Task description: Restate the whole listing word for word. Pictures are left out.

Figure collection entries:
"""

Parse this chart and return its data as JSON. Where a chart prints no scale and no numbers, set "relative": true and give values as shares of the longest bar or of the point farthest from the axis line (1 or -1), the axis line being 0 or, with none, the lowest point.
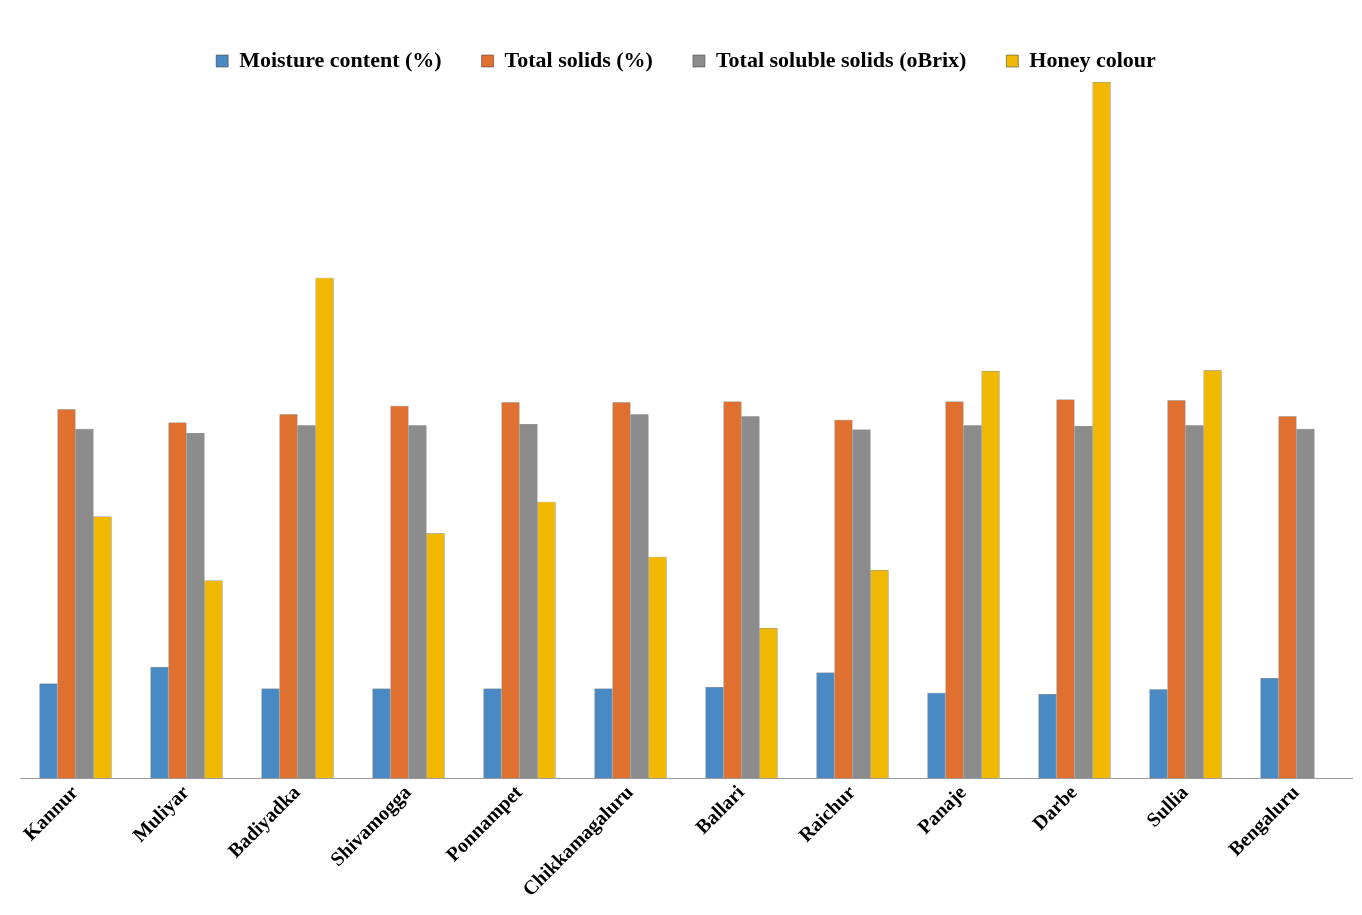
{
  "chart_data": {
    "type": "bar",
    "relative": true,
    "legend": "top",
    "grid": false,
    "categories": [
      "Kannur",
      "Muliyar",
      "Badiyadka",
      "Shivamogga",
      "Ponnampet",
      "Chikkamagaluru",
      "Ballari",
      "Raichur",
      "Panaje",
      "Darbe",
      "Sullia",
      "Bengaluru"
    ],
    "series": [
      {
        "name": "Moisture content (%)",
        "color": "#4a8ac4",
        "values": [
          0.136,
          0.16,
          0.129,
          0.129,
          0.129,
          0.129,
          0.131,
          0.152,
          0.123,
          0.121,
          0.128,
          0.144
        ]
      },
      {
        "name": "Total solids (%)",
        "color": "#e07030",
        "values": [
          0.53,
          0.511,
          0.523,
          0.535,
          0.54,
          0.54,
          0.541,
          0.515,
          0.541,
          0.544,
          0.543,
          0.52
        ]
      },
      {
        "name": "Total soluble solids (oBrix)",
        "color": "#8c8c8c",
        "values": [
          0.502,
          0.496,
          0.507,
          0.507,
          0.509,
          0.523,
          0.52,
          0.501,
          0.507,
          0.506,
          0.507,
          0.502
        ]
      },
      {
        "name": "Honey colour",
        "color": "#f0b800",
        "values": [
          0.376,
          0.284,
          0.719,
          0.352,
          0.397,
          0.318,
          0.216,
          0.299,
          0.585,
          1,
          0.586,
          null
        ]
      }
    ]
  }
}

"""

Solution:
Parse this chart and return its data as JSON. Where a chart prints no scale and no numbers, set "relative": true and give values as shares of the longest bar or of the point farthest from the axis line (1 or -1), the axis line being 0 or, with none, the lowest point.
{
  "chart_data": {
    "type": "bar",
    "relative": true,
    "legend": "top",
    "grid": false,
    "categories": [
      "Kannur",
      "Muliyar",
      "Badiyadka",
      "Shivamogga",
      "Ponnampet",
      "Chikkamagaluru",
      "Ballari",
      "Raichur",
      "Panaje",
      "Darbe",
      "Sullia",
      "Bengaluru"
    ],
    "series": [
      {
        "name": "Moisture content (%)",
        "color": "#4a8ac4",
        "values": [
          0.136,
          0.16,
          0.129,
          0.129,
          0.129,
          0.129,
          0.131,
          0.152,
          0.123,
          0.121,
          0.128,
          0.144
        ]
      },
      {
        "name": "Total solids (%)",
        "color": "#e07030",
        "values": [
          0.53,
          0.511,
          0.523,
          0.535,
          0.54,
          0.54,
          0.541,
          0.515,
          0.541,
          0.544,
          0.543,
          0.52
        ]
      },
      {
        "name": "Total soluble solids (oBrix)",
        "color": "#8c8c8c",
        "values": [
          0.502,
          0.496,
          0.507,
          0.507,
          0.509,
          0.523,
          0.52,
          0.501,
          0.507,
          0.506,
          0.507,
          0.502
        ]
      },
      {
        "name": "Honey colour",
        "color": "#f0b800",
        "values": [
          0.376,
          0.284,
          0.719,
          0.352,
          0.397,
          0.318,
          0.216,
          0.299,
          0.585,
          1,
          0.586,
          null
        ]
      }
    ]
  }
}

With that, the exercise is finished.